__PASSAGE TO READ__:

________________________________________

Saturday 19 July 2008

When far left and far right meet

A propos of this post about the Israel-Lebanon prisoner exchange: today's Guardian carries an interview with released child-killer Samir Kuntar, and Linda Grant comments here. It seems I was wrong to identify Kuntar with the quasi-fascist Hezbollah. Although they were happy to co-opt his cause for their own purposes, it appears Kuntar is actually a Druze and former member of Marxist-Leninist organisations. Far from being a homeless Palestinian whose crime could be 'explained' as a response to oppression, he's from a wealthy background and was educated at private schools. As Grant writes:

Kuntar fits no model of the impoverished refugee driven to despair by occupation. Nor can he be seen within the context of Iranian-backed Islamism. When he emerged from prison last week it was as a relic of a bygone age: of that era of self-appointed middle-class revolutionaries, like the Weather Underground and Baader-Meinhof Gang.

She continues:

Individuals like him - affectless, without empathy - have always played leading roles in revolutionary movements. Drawn to political organizations of the far left and far right, they are people who have the passion and the excitement for violence, the glamour of violence. Those who are motivated by a desire for the alleviation of poverty or the redressing of injustice, lack the thirst for blood.

In his alliance of convenience with Hezbollah, Kuntar provides a further example of the far left and far right finding common ground in antisemitism, and (as I suggested before) a perverse and monstrous choice as a Lebanese national hero.

Friday 18 July 2008

No more (Greek) heroes?

Twenty or so years ago, when I was going through what I grandly term my Greek phase (basically, when the only holidays we could afford were in bare rooms over tavernas, with cold showers and hole-in-the-ground toilets, but which left me with an abiding enthusiasm for Greek history, politics and culture), I was quite keen on the music of Mikis Theodorakis. I don't mean all that commercial Zorba stuff, but his more serious compositions, and especially his settings of the great twentieth-century Greek poets. Having heard some of this music emanating from doorways on remote Aegean islands, I searched high and low back in the UK to find recordings of his work (this was in pre-internet days) and eventually came across a scratched and jumping LP in a little Greek secondhand bookshop on Charing Cross Road.

________________________________________

__DATA SECTION__:
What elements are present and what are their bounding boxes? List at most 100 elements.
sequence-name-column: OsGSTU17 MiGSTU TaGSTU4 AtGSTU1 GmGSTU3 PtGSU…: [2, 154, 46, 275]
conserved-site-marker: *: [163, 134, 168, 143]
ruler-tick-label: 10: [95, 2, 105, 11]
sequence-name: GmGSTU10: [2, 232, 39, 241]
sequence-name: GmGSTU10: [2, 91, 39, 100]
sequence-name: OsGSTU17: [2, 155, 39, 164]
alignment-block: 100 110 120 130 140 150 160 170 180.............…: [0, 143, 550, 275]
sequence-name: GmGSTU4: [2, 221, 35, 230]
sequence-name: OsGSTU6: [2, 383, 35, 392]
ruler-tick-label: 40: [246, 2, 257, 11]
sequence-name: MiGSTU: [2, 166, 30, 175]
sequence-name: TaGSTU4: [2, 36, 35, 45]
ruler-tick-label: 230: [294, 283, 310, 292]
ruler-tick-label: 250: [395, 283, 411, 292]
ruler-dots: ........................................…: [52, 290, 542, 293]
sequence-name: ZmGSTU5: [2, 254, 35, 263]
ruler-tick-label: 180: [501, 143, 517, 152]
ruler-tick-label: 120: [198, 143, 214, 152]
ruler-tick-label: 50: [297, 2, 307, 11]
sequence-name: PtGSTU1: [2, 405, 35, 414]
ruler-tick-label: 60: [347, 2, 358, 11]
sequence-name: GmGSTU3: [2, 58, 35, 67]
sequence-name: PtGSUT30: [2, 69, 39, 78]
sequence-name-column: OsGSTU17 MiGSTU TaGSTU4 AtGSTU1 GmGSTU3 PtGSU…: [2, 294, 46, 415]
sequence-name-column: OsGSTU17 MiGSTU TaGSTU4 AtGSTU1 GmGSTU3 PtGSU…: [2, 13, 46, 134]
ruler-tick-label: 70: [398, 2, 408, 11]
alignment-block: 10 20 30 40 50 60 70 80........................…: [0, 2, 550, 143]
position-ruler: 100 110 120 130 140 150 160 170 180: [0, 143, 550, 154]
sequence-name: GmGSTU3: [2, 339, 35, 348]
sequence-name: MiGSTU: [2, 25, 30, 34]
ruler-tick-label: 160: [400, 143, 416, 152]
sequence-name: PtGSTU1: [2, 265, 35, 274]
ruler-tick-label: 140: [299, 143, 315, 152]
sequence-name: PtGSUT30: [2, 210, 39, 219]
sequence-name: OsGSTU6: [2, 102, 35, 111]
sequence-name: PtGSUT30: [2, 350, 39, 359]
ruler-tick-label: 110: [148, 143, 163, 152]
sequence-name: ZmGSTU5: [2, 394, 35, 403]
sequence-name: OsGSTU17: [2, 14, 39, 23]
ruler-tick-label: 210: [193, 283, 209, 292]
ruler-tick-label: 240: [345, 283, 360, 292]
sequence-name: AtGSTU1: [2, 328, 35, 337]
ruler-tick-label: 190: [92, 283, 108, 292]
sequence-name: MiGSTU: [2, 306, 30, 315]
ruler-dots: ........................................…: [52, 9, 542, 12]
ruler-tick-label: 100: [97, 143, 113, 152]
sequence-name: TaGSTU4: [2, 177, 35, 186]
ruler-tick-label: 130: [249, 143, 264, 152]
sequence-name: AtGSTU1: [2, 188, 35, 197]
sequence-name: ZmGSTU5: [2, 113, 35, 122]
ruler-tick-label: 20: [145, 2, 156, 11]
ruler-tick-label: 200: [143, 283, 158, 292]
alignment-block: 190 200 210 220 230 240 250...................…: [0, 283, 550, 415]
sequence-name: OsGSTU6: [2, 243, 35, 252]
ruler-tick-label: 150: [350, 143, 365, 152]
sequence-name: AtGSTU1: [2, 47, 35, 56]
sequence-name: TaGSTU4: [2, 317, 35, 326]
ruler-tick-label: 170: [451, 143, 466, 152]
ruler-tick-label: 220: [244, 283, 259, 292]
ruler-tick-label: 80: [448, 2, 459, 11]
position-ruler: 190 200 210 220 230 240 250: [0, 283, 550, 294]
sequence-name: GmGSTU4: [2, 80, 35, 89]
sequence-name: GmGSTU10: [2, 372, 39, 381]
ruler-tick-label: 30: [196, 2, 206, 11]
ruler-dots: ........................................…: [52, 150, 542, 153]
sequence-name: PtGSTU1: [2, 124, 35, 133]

________________________________________

__LIST OF TASKS__:
[a] Answer these from the blog excerpt above:
(i) What religious community does Samir Kuntar belong to?
(ii) Which two groups does Linda Grant compare Kuntar's era of revolutionaries to?
(iii) Where did the writer eventually find a recording of Mikis Theodorakis's music?
[b] Please rewrite the paragraph of the blog excerpt that begins "Twenty or so years ago" as a short list, keeping its main facts.

__ANSWER SET__:
[a]
(i) He is a Druze.
(ii) The Weather Underground and the Baader-Meinhof Gang.
(iii) In a little Greek secondhand bookshop on Charing Cross Road, where he found a scratched and jumping LP.

[b]
- About twenty years ago, the writer went through a "Greek phase."
- Their only affordable holidays were in bare rooms over tavernas, with cold showers and hole-in-the-ground toilets.
- The phase left a lasting enthusiasm for Greek history, politics and culture.
- The writer liked the serious music of Mikis Theodorakis, especially his settings of great twentieth-century Greek poets, rather than the commercial Zorba music.
- After hearing this music on remote Aegean islands, the writer searched for recordings in the UK before the internet existed.
- They eventually found a scratched and jumping LP in a little Greek secondhand bookshop on Charing Cross Road.